* _Instruction_
With pictures omitted, copy exactly the lines from the one containing "Extract the structured" through the end of the records below.

* _Exercise input_
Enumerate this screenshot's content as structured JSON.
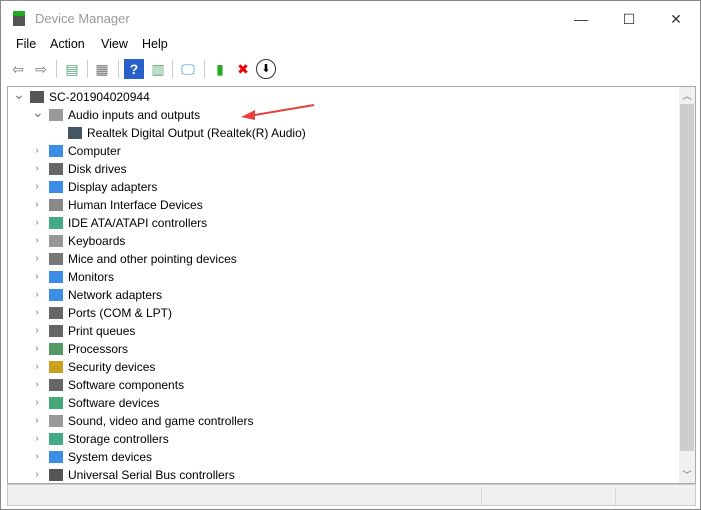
{
  "window": {
    "title": "Device Manager",
    "minimize": "—",
    "maximize": "☐",
    "close": "✕"
  },
  "menu": [
    "File",
    "Action",
    "View",
    "Help"
  ],
  "toolbar": [
    {
      "name": "back-icon",
      "glyph": "⇦",
      "color": "#777"
    },
    {
      "name": "forward-icon",
      "glyph": "⇨",
      "color": "#777"
    },
    {
      "name": "show-hide-console-tree-icon",
      "glyph": "▤",
      "color": "#5a7"
    },
    {
      "name": "properties-icon",
      "glyph": "▦",
      "color": "#777"
    },
    {
      "name": "help-icon",
      "glyph": "?",
      "color": "#fff"
    },
    {
      "name": "action-pane-icon",
      "glyph": "▥",
      "color": "#5a7"
    },
    {
      "name": "scan-hardware-icon",
      "glyph": "🖵",
      "color": "#2a8ad4"
    },
    {
      "name": "update-driver-icon",
      "glyph": "▮",
      "color": "#2a2"
    },
    {
      "name": "uninstall-device-icon",
      "glyph": "✖",
      "color": "#e00"
    },
    {
      "name": "disable-device-icon",
      "glyph": "⬇",
      "color": "#000"
    }
  ],
  "tree": {
    "root": "SC-201904020944",
    "expanded": {
      "label": "Audio inputs and outputs",
      "children": [
        "Realtek Digital Output (Realtek(R) Audio)"
      ]
    },
    "categories": [
      {
        "label": "Computer",
        "color": "#3a8ee6"
      },
      {
        "label": "Disk drives",
        "color": "#666"
      },
      {
        "label": "Display adapters",
        "color": "#3a8ee6"
      },
      {
        "label": "Human Interface Devices",
        "color": "#888"
      },
      {
        "label": "IDE ATA/ATAPI controllers",
        "color": "#4a8"
      },
      {
        "label": "Keyboards",
        "color": "#999"
      },
      {
        "label": "Mice and other pointing devices",
        "color": "#777"
      },
      {
        "label": "Monitors",
        "color": "#3a8ee6"
      },
      {
        "label": "Network adapters",
        "color": "#3a8ee6"
      },
      {
        "label": "Ports (COM & LPT)",
        "color": "#666"
      },
      {
        "label": "Print queues",
        "color": "#666"
      },
      {
        "label": "Processors",
        "color": "#596"
      },
      {
        "label": "Security devices",
        "color": "#c9a020"
      },
      {
        "label": "Software components",
        "color": "#666"
      },
      {
        "label": "Software devices",
        "color": "#4a7"
      },
      {
        "label": "Sound, video and game controllers",
        "color": "#999"
      },
      {
        "label": "Storage controllers",
        "color": "#4a8"
      },
      {
        "label": "System devices",
        "color": "#3a8ee6"
      },
      {
        "label": "Universal Serial Bus controllers",
        "color": "#555"
      }
    ]
  },
  "annotation_color": "#e8413b"
}
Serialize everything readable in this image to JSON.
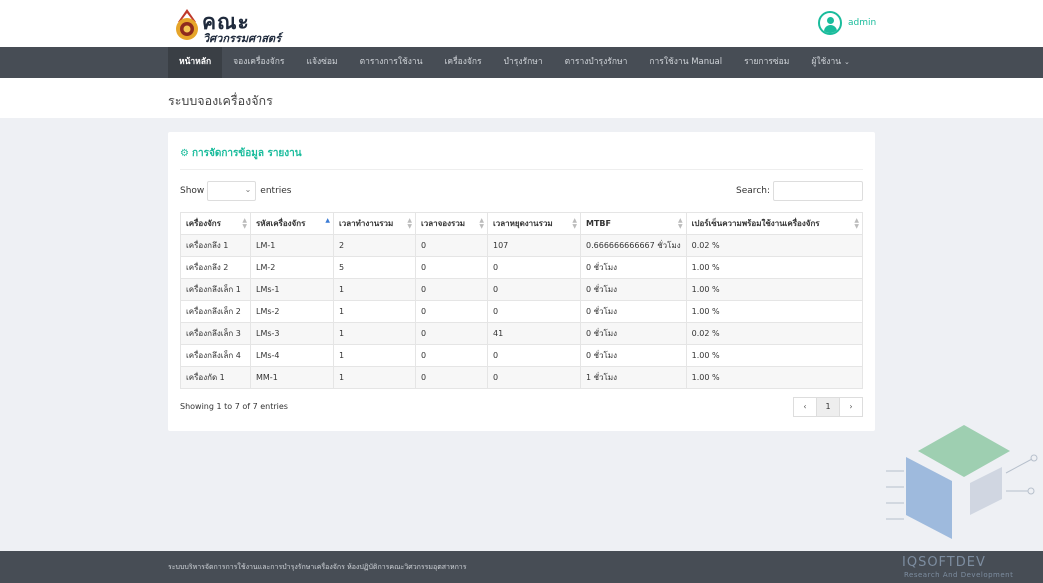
{
  "brand": {
    "title": "คณะ",
    "subtitle": "วิศวกรรมศาสตร์"
  },
  "user": {
    "name": "admin",
    "icon": "user-circle-icon"
  },
  "nav": {
    "items": [
      {
        "label": "หน้าหลัก",
        "active": true
      },
      {
        "label": "จองเครื่องจักร"
      },
      {
        "label": "แจ้งซ่อม"
      },
      {
        "label": "ตารางการใช้งาน"
      },
      {
        "label": "เครื่องจักร"
      },
      {
        "label": "บำรุงรักษา"
      },
      {
        "label": "ตารางบำรุงรักษา"
      },
      {
        "label": "การใช้งาน Manual"
      },
      {
        "label": "รายการซ่อม"
      },
      {
        "label": "ผู้ใช้งาน"
      }
    ]
  },
  "page": {
    "title": "ระบบจองเครื่องจักร"
  },
  "card": {
    "title": "การจัดการข้อมูล รายงาน"
  },
  "table_controls": {
    "show_label": "Show",
    "entries_label": "entries",
    "search_label": "Search:"
  },
  "table": {
    "columns": [
      "เครื่องจักร",
      "รหัสเครื่องจักร",
      "เวลาทำงานรวม",
      "เวลาจองรวม",
      "เวลาหยุดงานรวม",
      "MTBF",
      "เปอร์เซ็นความพร้อมใช้งานเครื่องจักร"
    ],
    "rows": [
      [
        "เครื่องกลึง 1",
        "LM-1",
        "2",
        "0",
        "107",
        "0.666666666667 ชั่วโมง",
        "0.02 %"
      ],
      [
        "เครื่องกลึง 2",
        "LM-2",
        "5",
        "0",
        "0",
        "0 ชั่วโมง",
        "1.00 %"
      ],
      [
        "เครื่องกลึงเล็ก 1",
        "LMs-1",
        "1",
        "0",
        "0",
        "0 ชั่วโมง",
        "1.00 %"
      ],
      [
        "เครื่องกลึงเล็ก 2",
        "LMs-2",
        "1",
        "0",
        "0",
        "0 ชั่วโมง",
        "1.00 %"
      ],
      [
        "เครื่องกลึงเล็ก 3",
        "LMs-3",
        "1",
        "0",
        "41",
        "0 ชั่วโมง",
        "0.02 %"
      ],
      [
        "เครื่องกลึงเล็ก 4",
        "LMs-4",
        "1",
        "0",
        "0",
        "0 ชั่วโมง",
        "1.00 %"
      ],
      [
        "เครื่องกัด 1",
        "MM-1",
        "1",
        "0",
        "0",
        "1 ชั่วโมง",
        "1.00 %"
      ]
    ]
  },
  "table_info": "Showing 1 to 7 of 7 entries",
  "pagination": {
    "prev": "‹",
    "current": "1",
    "next": "›"
  },
  "footer": {
    "text": "ระบบบริหารจัดการการใช้งานและการบำรุงรักษาเครื่องจักร ห้องปฏิบัติการคณะวิศวกรรมอุตสาหการ"
  },
  "watermark": {
    "text": "IQSOFTDEV",
    "sub": "Research And Development"
  },
  "colors": {
    "accent": "#1abc9c",
    "navbar": "#474d55",
    "sort_active": "#3a7bd5"
  }
}
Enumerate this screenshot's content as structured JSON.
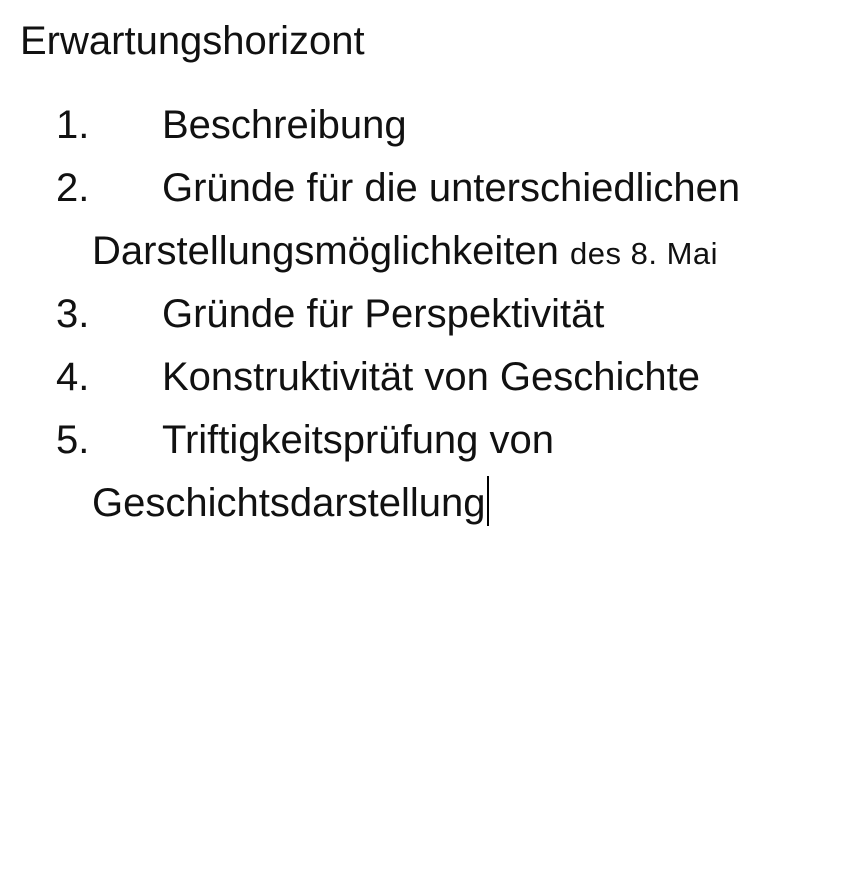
{
  "document": {
    "title": "Erwartungshorizont",
    "items": [
      {
        "number": "1.",
        "text": "Beschreibung"
      },
      {
        "number": "2.",
        "text": "Gründe für die unterschiedlichen",
        "continuation": "Darstellungsmöglichkeiten",
        "continuation_suffix": "des 8. Mai"
      },
      {
        "number": "3.",
        "text": "Gründe für Perspektivität"
      },
      {
        "number": "4.",
        "text": "Konstruktivität von Geschichte"
      },
      {
        "number": "5.",
        "text": "Triftigkeitsprüfung von",
        "continuation": "Geschichtsdarstellung"
      }
    ]
  }
}
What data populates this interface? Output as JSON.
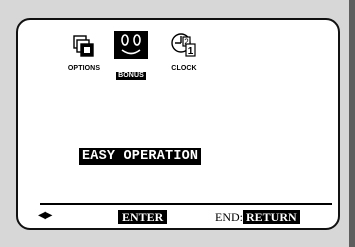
{
  "menu": {
    "icons": [
      {
        "label": "OPTIONS",
        "icon": "options-icon",
        "selected": false
      },
      {
        "label": "BONUS",
        "icon": "bonus-smiley-icon",
        "selected": true
      },
      {
        "label": "CLOCK",
        "icon": "clock-calendar-icon",
        "selected": false
      }
    ],
    "current_option": "EASY OPERATION"
  },
  "footer": {
    "arrows": "◀▶",
    "enter_label": "ENTER",
    "end_label": "END:",
    "return_label": "RETURN"
  },
  "colors": {
    "background": "#d7d7d7",
    "screen": "#ffffff",
    "highlight": "#000000",
    "text": "#000000"
  }
}
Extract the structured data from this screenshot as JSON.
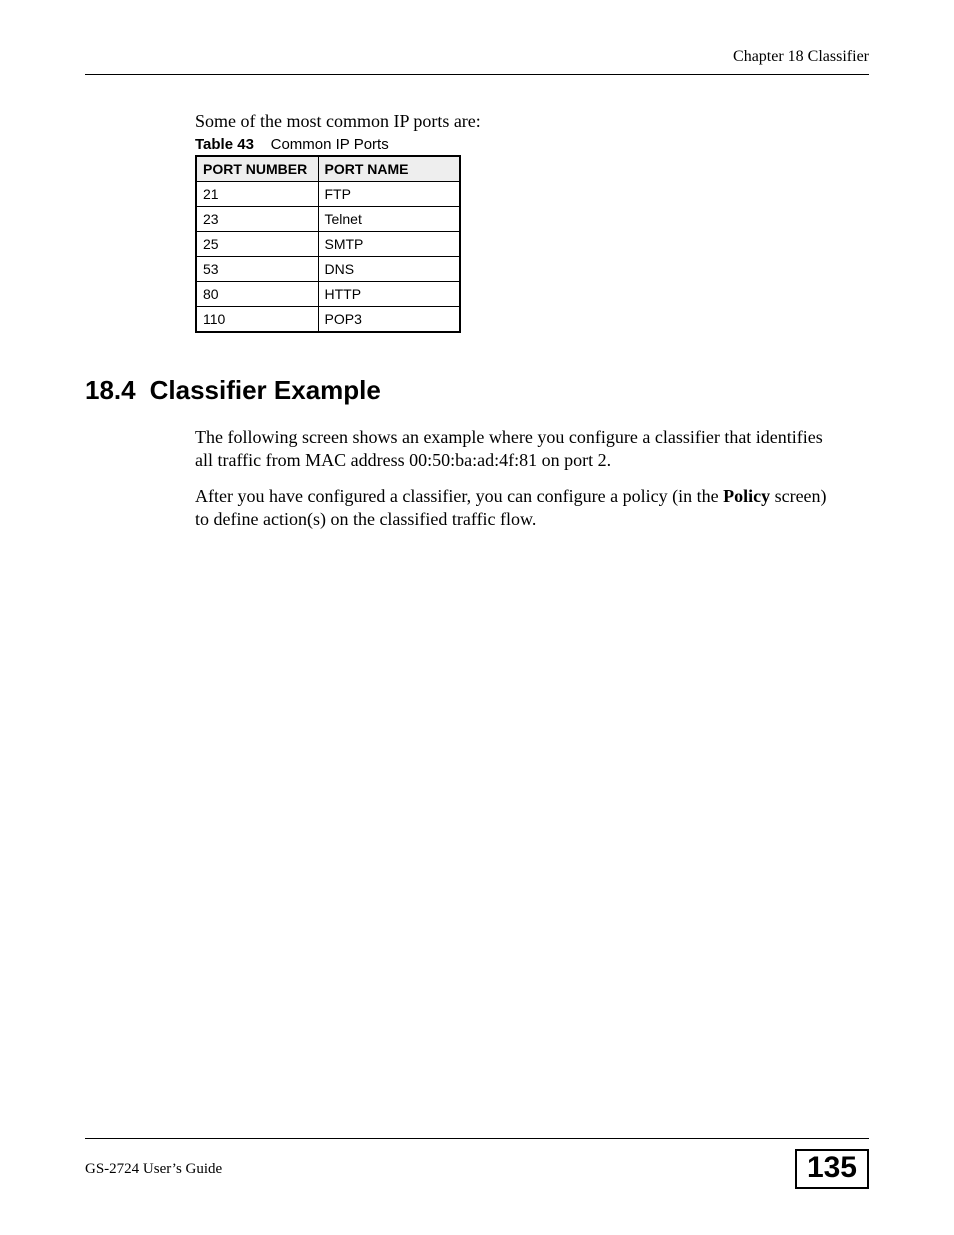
{
  "header": {
    "chapter": "Chapter 18 Classifier"
  },
  "intro": "Some of the most common IP ports are:",
  "table": {
    "caption_label": "Table 43",
    "caption_text": "Common IP Ports",
    "headers": [
      "PORT NUMBER",
      "PORT NAME"
    ],
    "rows": [
      {
        "num": "21",
        "name": "FTP"
      },
      {
        "num": "23",
        "name": "Telnet"
      },
      {
        "num": "25",
        "name": "SMTP"
      },
      {
        "num": "53",
        "name": "DNS"
      },
      {
        "num": "80",
        "name": "HTTP"
      },
      {
        "num": "110",
        "name": "POP3"
      }
    ]
  },
  "section": {
    "number": "18.4",
    "title": "Classifier Example",
    "para1": "The following screen shows an example where you configure a classifier that identifies all traffic from MAC address 00:50:ba:ad:4f:81 on port 2.",
    "para2_a": "After you have configured a classifier, you can configure a policy (in the ",
    "para2_bold": "Policy",
    "para2_b": " screen) to define action(s) on the classified traffic flow."
  },
  "footer": {
    "guide": "GS-2724 User’s Guide",
    "page": "135"
  }
}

* _Answer to this exercise_
Extract the structured data from this screenshot as JSON.
{
  "header": {
    "chapter": "Chapter 18 Classifier"
  },
  "intro": "Some of the most common IP ports are:",
  "table": {
    "caption_label": "Table 43",
    "caption_text": "Common IP Ports",
    "headers": [
      "PORT NUMBER",
      "PORT NAME"
    ],
    "rows": [
      {
        "num": "21",
        "name": "FTP"
      },
      {
        "num": "23",
        "name": "Telnet"
      },
      {
        "num": "25",
        "name": "SMTP"
      },
      {
        "num": "53",
        "name": "DNS"
      },
      {
        "num": "80",
        "name": "HTTP"
      },
      {
        "num": "110",
        "name": "POP3"
      }
    ]
  },
  "section": {
    "number": "18.4",
    "title": "Classifier Example",
    "para1": "The following screen shows an example where you configure a classifier that identifies all traffic from MAC address 00:50:ba:ad:4f:81 on port 2.",
    "para2_a": "After you have configured a classifier, you can configure a policy (in the ",
    "para2_bold": "Policy",
    "para2_b": " screen) to define action(s) on the classified traffic flow."
  },
  "footer": {
    "guide": "GS-2724 User’s Guide",
    "page": "135"
  }
}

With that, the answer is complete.